Leaving out the pictures, transcribe all of the records faithfully.

Data section ->
────────────────────

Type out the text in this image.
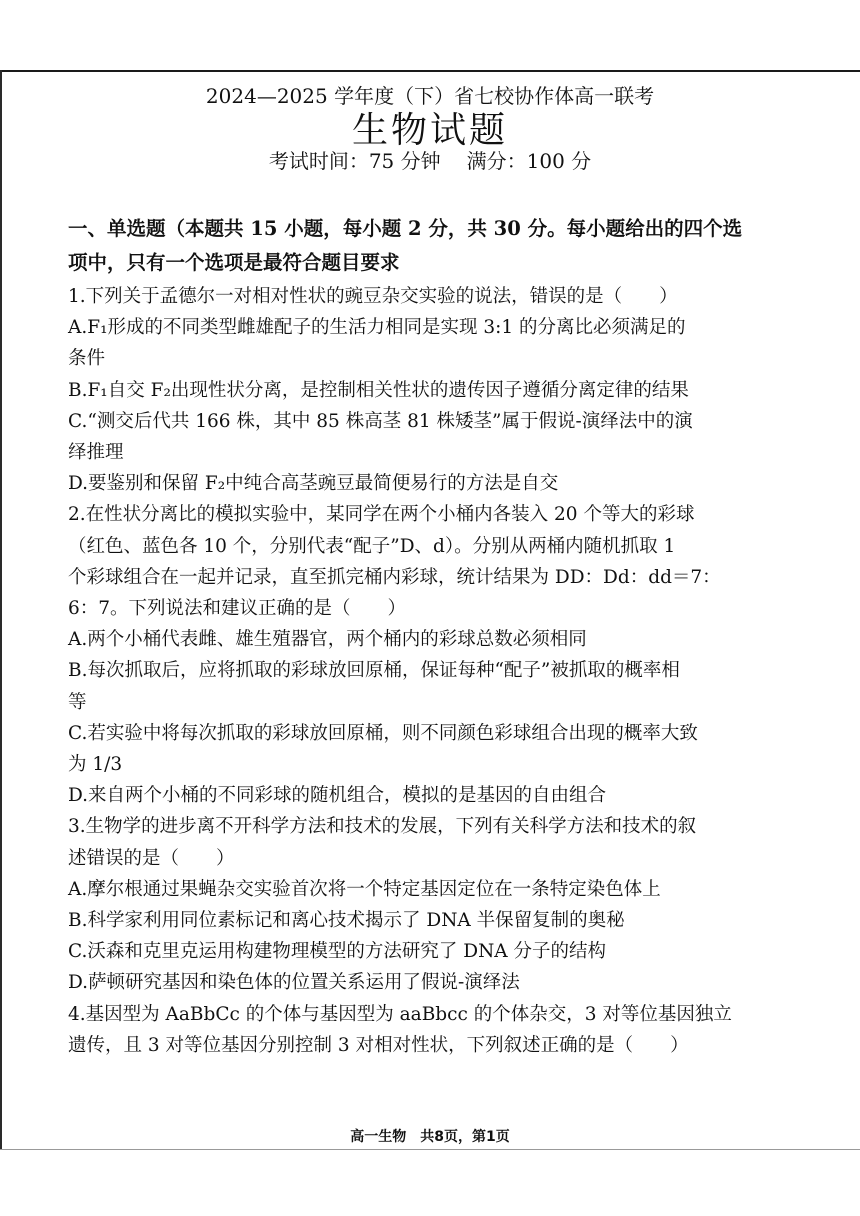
2024—2025 学年度（下）省七校协作体高一联考
生物试题
考试时间：75 分钟 满分：100 分
一、单选题（本题共 15 小题，每小题 2 分，共 30 分。每小题给出的四个选项中，只有一个选项是最符合题目要求
1.下列关于孟德尔一对相对性状的豌豆杂交实验的说法，错误的是（　　）
A.F₁形成的不同类型雌雄配子的生活力相同是实现 3:1 的分离比必须满足的
条件
B.F₁自交 F₂出现性状分离，是控制相关性状的遗传因子遵循分离定律的结果
C.“测交后代共 166 株，其中 85 株高茎 81 株矮茎”属于假说-演绎法中的演
绎推理
D.要鉴别和保留 F₂中纯合高茎豌豆最简便易行的方法是自交
2.在性状分离比的模拟实验中，某同学在两个小桶内各装入 20 个等大的彩球
（红色、蓝色各 10 个，分别代表“配子”D、d）。分别从两桶内随机抓取 1
个彩球组合在一起并记录，直至抓完桶内彩球，统计结果为 DD：Dd：dd＝7：
6：7。下列说法和建议正确的是（　　）
A.两个小桶代表雌、雄生殖器官，两个桶内的彩球总数必须相同
B.每次抓取后，应将抓取的彩球放回原桶，保证每种“配子”被抓取的概率相
等
C.若实验中将每次抓取的彩球放回原桶，则不同颜色彩球组合出现的概率大致
为 1/3
D.来自两个小桶的不同彩球的随机组合，模拟的是基因的自由组合
3.生物学的进步离不开科学方法和技术的发展，下列有关科学方法和技术的叙
述错误的是（　　）
A.摩尔根通过果蝇杂交实验首次将一个特定基因定位在一条特定染色体上
B.科学家利用同位素标记和离心技术揭示了 DNA 半保留复制的奥秘
C.沃森和克里克运用构建物理模型的方法研究了 DNA 分子的结构
D.萨顿研究基因和染色体的位置关系运用了假说-演绎法
4.基因型为 AaBbCc 的个体与基因型为 aaBbcc 的个体杂交，3 对等位基因独立
遗传，且 3 对等位基因分别控制 3 对相对性状，下列叙述正确的是（　　）
高一生物　共8页，第1页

────────────────────

Solved problem ->
Type out the text in this image.
2024—2025 学年度（下）省七校协作体高一联考
生物试题
考试时间：75 分钟 满分：100 分
一、单选题（本题共 15 小题，每小题 2 分，共 30 分。每小题给出的四个选项中，只有一个选项是最符合题目要求
1.下列关于孟德尔一对相对性状的豌豆杂交实验的说法，错误的是（　　）
A.F₁形成的不同类型雌雄配子的生活力相同是实现 3:1 的分离比必须满足的
条件
B.F₁自交 F₂出现性状分离，是控制相关性状的遗传因子遵循分离定律的结果
C.“测交后代共 166 株，其中 85 株高茎 81 株矮茎”属于假说-演绎法中的演
绎推理
D.要鉴别和保留 F₂中纯合高茎豌豆最简便易行的方法是自交
2.在性状分离比的模拟实验中，某同学在两个小桶内各装入 20 个等大的彩球
（红色、蓝色各 10 个，分别代表“配子”D、d）。分别从两桶内随机抓取 1
个彩球组合在一起并记录，直至抓完桶内彩球，统计结果为 DD：Dd：dd＝7：
6：7。下列说法和建议正确的是（　　）
A.两个小桶代表雌、雄生殖器官，两个桶内的彩球总数必须相同
B.每次抓取后，应将抓取的彩球放回原桶，保证每种“配子”被抓取的概率相
等
C.若实验中将每次抓取的彩球放回原桶，则不同颜色彩球组合出现的概率大致
为 1/3
D.来自两个小桶的不同彩球的随机组合，模拟的是基因的自由组合
3.生物学的进步离不开科学方法和技术的发展，下列有关科学方法和技术的叙
述错误的是（　　）
A.摩尔根通过果蝇杂交实验首次将一个特定基因定位在一条特定染色体上
B.科学家利用同位素标记和离心技术揭示了 DNA 半保留复制的奥秘
C.沃森和克里克运用构建物理模型的方法研究了 DNA 分子的结构
D.萨顿研究基因和染色体的位置关系运用了假说-演绎法
4.基因型为 AaBbCc 的个体与基因型为 aaBbcc 的个体杂交，3 对等位基因独立
遗传，且 3 对等位基因分别控制 3 对相对性状，下列叙述正确的是（　　）
高一生物　共8页，第1页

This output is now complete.